• _WHAT IS REQUIRED_
Below is a set of records; print all of them exactly as written.

• _DATA_
----
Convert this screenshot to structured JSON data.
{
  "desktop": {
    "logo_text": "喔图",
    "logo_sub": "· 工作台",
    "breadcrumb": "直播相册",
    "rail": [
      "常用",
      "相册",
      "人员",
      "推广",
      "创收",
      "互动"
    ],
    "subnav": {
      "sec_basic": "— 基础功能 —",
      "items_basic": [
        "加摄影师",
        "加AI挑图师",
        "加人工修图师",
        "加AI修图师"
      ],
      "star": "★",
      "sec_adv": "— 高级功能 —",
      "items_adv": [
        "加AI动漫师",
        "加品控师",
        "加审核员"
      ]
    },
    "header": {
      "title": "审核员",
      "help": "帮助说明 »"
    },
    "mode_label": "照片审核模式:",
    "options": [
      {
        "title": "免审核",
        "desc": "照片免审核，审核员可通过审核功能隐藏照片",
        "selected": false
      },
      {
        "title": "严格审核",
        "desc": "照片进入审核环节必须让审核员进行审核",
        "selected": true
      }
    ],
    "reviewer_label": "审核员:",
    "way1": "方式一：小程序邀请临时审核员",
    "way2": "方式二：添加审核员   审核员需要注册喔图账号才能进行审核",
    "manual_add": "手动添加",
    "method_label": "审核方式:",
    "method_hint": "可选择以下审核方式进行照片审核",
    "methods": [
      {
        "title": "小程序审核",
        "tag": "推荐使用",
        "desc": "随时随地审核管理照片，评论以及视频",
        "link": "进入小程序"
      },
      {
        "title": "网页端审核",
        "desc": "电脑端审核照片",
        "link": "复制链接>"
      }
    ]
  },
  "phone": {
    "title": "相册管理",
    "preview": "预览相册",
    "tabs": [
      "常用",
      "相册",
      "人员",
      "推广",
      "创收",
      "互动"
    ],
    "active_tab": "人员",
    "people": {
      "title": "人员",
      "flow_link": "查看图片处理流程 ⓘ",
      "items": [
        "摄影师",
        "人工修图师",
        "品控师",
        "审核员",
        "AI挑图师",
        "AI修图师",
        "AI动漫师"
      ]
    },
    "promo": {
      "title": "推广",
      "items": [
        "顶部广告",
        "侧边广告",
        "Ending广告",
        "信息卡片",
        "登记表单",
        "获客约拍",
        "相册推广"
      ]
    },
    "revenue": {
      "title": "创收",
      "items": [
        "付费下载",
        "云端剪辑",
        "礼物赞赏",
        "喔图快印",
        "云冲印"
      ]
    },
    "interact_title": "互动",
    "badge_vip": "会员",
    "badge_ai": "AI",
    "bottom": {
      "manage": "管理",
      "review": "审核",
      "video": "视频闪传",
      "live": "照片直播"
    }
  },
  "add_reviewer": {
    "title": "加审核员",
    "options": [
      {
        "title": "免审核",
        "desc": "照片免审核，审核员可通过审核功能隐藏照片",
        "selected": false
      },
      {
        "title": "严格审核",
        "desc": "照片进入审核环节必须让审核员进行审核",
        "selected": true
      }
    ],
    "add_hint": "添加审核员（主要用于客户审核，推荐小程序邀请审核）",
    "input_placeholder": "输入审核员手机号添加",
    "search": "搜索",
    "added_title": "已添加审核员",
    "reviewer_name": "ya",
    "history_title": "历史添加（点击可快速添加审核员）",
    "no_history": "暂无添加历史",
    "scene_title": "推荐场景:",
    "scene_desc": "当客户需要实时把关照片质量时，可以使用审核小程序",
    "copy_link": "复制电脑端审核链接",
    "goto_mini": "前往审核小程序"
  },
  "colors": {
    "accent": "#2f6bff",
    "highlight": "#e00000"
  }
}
----
• _SOLVED PROBLEM_
Convert this screenshot to structured JSON data.
{
  "desktop": {
    "logo_text": "喔图",
    "logo_sub": "· 工作台",
    "breadcrumb": "直播相册",
    "rail": [
      "常用",
      "相册",
      "人员",
      "推广",
      "创收",
      "互动"
    ],
    "subnav": {
      "sec_basic": "— 基础功能 —",
      "items_basic": [
        "加摄影师",
        "加AI挑图师",
        "加人工修图师",
        "加AI修图师"
      ],
      "star": "★",
      "sec_adv": "— 高级功能 —",
      "items_adv": [
        "加AI动漫师",
        "加品控师",
        "加审核员"
      ]
    },
    "header": {
      "title": "审核员",
      "help": "帮助说明 »"
    },
    "mode_label": "照片审核模式:",
    "options": [
      {
        "title": "免审核",
        "desc": "照片免审核，审核员可通过审核功能隐藏照片",
        "selected": false
      },
      {
        "title": "严格审核",
        "desc": "照片进入审核环节必须让审核员进行审核",
        "selected": true
      }
    ],
    "reviewer_label": "审核员:",
    "way1": "方式一：小程序邀请临时审核员",
    "way2": "方式二：添加审核员   审核员需要注册喔图账号才能进行审核",
    "manual_add": "手动添加",
    "method_label": "审核方式:",
    "method_hint": "可选择以下审核方式进行照片审核",
    "methods": [
      {
        "title": "小程序审核",
        "tag": "推荐使用",
        "desc": "随时随地审核管理照片，评论以及视频",
        "link": "进入小程序"
      },
      {
        "title": "网页端审核",
        "desc": "电脑端审核照片",
        "link": "复制链接>"
      }
    ]
  },
  "phone": {
    "title": "相册管理",
    "preview": "预览相册",
    "tabs": [
      "常用",
      "相册",
      "人员",
      "推广",
      "创收",
      "互动"
    ],
    "active_tab": "人员",
    "people": {
      "title": "人员",
      "flow_link": "查看图片处理流程 ⓘ",
      "items": [
        "摄影师",
        "人工修图师",
        "品控师",
        "审核员",
        "AI挑图师",
        "AI修图师",
        "AI动漫师"
      ]
    },
    "promo": {
      "title": "推广",
      "items": [
        "顶部广告",
        "侧边广告",
        "Ending广告",
        "信息卡片",
        "登记表单",
        "获客约拍",
        "相册推广"
      ]
    },
    "revenue": {
      "title": "创收",
      "items": [
        "付费下载",
        "云端剪辑",
        "礼物赞赏",
        "喔图快印",
        "云冲印"
      ]
    },
    "interact_title": "互动",
    "badge_vip": "会员",
    "badge_ai": "AI",
    "bottom": {
      "manage": "管理",
      "review": "审核",
      "video": "视频闪传",
      "live": "照片直播"
    }
  },
  "add_reviewer": {
    "title": "加审核员",
    "options": [
      {
        "title": "免审核",
        "desc": "照片免审核，审核员可通过审核功能隐藏照片",
        "selected": false
      },
      {
        "title": "严格审核",
        "desc": "照片进入审核环节必须让审核员进行审核",
        "selected": true
      }
    ],
    "add_hint": "添加审核员（主要用于客户审核，推荐小程序邀请审核）",
    "input_placeholder": "输入审核员手机号添加",
    "search": "搜索",
    "added_title": "已添加审核员",
    "reviewer_name": "ya",
    "history_title": "历史添加（点击可快速添加审核员）",
    "no_history": "暂无添加历史",
    "scene_title": "推荐场景:",
    "scene_desc": "当客户需要实时把关照片质量时，可以使用审核小程序",
    "copy_link": "复制电脑端审核链接",
    "goto_mini": "前往审核小程序"
  },
  "colors": {
    "accent": "#2f6bff",
    "highlight": "#e00000"
  }
}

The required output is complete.